== Data for processing

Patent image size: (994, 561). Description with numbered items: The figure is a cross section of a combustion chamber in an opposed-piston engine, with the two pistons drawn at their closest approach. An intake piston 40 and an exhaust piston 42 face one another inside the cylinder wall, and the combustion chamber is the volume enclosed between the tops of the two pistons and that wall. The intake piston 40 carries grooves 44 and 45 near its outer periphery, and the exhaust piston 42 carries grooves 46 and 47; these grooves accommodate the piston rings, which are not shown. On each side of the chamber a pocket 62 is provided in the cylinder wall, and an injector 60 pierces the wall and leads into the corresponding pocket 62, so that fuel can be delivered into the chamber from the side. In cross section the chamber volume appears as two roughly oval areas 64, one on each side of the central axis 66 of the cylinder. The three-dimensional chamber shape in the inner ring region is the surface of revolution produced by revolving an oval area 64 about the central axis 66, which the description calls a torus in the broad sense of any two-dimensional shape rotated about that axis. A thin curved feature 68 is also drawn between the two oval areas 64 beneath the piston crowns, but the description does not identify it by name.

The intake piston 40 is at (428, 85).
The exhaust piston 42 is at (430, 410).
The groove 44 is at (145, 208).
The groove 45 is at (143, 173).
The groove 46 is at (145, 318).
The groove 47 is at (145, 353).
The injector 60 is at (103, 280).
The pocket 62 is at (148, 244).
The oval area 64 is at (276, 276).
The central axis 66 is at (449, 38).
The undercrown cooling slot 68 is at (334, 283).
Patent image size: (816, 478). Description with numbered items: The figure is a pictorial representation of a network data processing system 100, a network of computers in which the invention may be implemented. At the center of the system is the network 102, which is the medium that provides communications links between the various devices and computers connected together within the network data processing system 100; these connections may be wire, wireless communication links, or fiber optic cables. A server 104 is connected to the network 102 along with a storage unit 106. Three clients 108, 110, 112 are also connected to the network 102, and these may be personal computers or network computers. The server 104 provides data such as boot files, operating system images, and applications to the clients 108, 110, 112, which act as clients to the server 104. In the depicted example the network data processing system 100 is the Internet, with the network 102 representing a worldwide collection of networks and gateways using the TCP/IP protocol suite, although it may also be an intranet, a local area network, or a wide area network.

====

## [Exercise]
Please state how many lines of the listing contain the word "injector", giving only the number.

## [Finished exercise]
2